REQUIREMENTS: Word for word, restate every line of the listing that follows.

INPUT:
------------------------------
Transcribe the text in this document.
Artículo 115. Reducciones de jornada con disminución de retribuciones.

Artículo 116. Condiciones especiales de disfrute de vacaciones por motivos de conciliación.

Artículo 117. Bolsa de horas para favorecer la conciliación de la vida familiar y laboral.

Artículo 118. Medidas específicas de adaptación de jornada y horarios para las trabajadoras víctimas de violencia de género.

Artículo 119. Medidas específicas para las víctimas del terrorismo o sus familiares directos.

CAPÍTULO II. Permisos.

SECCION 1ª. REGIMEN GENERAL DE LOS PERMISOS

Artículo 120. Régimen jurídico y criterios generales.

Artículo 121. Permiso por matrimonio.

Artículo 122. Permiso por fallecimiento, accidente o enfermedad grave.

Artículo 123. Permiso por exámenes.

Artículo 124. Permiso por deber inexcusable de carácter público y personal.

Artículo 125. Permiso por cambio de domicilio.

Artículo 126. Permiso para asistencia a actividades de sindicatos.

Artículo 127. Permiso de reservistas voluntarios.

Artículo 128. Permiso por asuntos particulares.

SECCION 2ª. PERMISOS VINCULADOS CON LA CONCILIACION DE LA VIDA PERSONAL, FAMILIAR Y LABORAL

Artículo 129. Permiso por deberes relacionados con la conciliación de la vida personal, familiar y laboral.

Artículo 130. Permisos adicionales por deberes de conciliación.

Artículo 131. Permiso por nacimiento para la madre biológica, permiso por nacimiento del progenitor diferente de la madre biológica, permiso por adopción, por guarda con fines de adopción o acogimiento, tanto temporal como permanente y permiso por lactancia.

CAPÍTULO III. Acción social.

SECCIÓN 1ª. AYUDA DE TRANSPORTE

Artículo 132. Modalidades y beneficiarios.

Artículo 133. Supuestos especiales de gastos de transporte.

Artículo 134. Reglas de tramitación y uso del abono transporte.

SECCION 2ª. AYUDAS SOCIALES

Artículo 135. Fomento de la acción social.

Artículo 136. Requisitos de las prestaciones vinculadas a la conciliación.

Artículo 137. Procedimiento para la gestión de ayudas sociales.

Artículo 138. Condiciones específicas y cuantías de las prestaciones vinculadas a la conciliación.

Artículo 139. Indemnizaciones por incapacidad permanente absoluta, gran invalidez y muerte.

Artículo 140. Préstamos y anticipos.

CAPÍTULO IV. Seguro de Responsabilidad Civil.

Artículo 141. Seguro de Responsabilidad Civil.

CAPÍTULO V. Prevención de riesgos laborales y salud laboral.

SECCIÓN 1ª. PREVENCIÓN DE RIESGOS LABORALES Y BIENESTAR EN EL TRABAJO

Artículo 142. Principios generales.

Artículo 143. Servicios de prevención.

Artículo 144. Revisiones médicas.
------------------------------
TASK RESPONSE:
Transcribe the text in this document.
Artículo 115. Reducciones de jornada con disminución de retribuciones.

Artículo 116. Condiciones especiales de disfrute de vacaciones por motivos de conciliación.

Artículo 117. Bolsa de horas para favorecer la conciliación de la vida familiar y laboral.

Artículo 118. Medidas específicas de adaptación de jornada y horarios para las trabajadoras víctimas de violencia de género.

Artículo 119. Medidas específicas para las víctimas del terrorismo o sus familiares directos.

CAPÍTULO II. Permisos.

SECCION 1ª. REGIMEN GENERAL DE LOS PERMISOS

Artículo 120. Régimen jurídico y criterios generales.

Artículo 121. Permiso por matrimonio.

Artículo 122. Permiso por fallecimiento, accidente o enfermedad grave.

Artículo 123. Permiso por exámenes.

Artículo 124. Permiso por deber inexcusable de carácter público y personal.

Artículo 125. Permiso por cambio de domicilio.

Artículo 126. Permiso para asistencia a actividades de sindicatos.

Artículo 127. Permiso de reservistas voluntarios.

Artículo 128. Permiso por asuntos particulares.

SECCION 2ª. PERMISOS VINCULADOS CON LA CONCILIACION DE LA VIDA PERSONAL, FAMILIAR Y LABORAL

Artículo 129. Permiso por deberes relacionados con la conciliación de la vida personal, familiar y laboral.

Artículo 130. Permisos adicionales por deberes de conciliación.

Artículo 131. Permiso por nacimiento para la madre biológica, permiso por nacimiento del progenitor diferente de la madre biológica, permiso por adopción, por guarda con fines de adopción o acogimiento, tanto temporal como permanente y permiso por lactancia.

CAPÍTULO III. Acción social.

SECCIÓN 1ª. AYUDA DE TRANSPORTE

Artículo 132. Modalidades y beneficiarios.

Artículo 133. Supuestos especiales de gastos de transporte.

Artículo 134. Reglas de tramitación y uso del abono transporte.

SECCION 2ª. AYUDAS SOCIALES

Artículo 135. Fomento de la acción social.

Artículo 136. Requisitos de las prestaciones vinculadas a la conciliación.

Artículo 137. Procedimiento para la gestión de ayudas sociales.

Artículo 138. Condiciones específicas y cuantías de las prestaciones vinculadas a la conciliación.

Artículo 139. Indemnizaciones por incapacidad permanente absoluta, gran invalidez y muerte.

Artículo 140. Préstamos y anticipos.

CAPÍTULO IV. Seguro de Responsabilidad Civil.

Artículo 141. Seguro de Responsabilidad Civil.

CAPÍTULO V. Prevención de riesgos laborales y salud laboral.

SECCIÓN 1ª. PREVENCIÓN DE RIESGOS LABORALES Y BIENESTAR EN EL TRABAJO

Artículo 142. Principios generales.

Artículo 143. Servicios de prevención.

Artículo 144. Revisiones médicas.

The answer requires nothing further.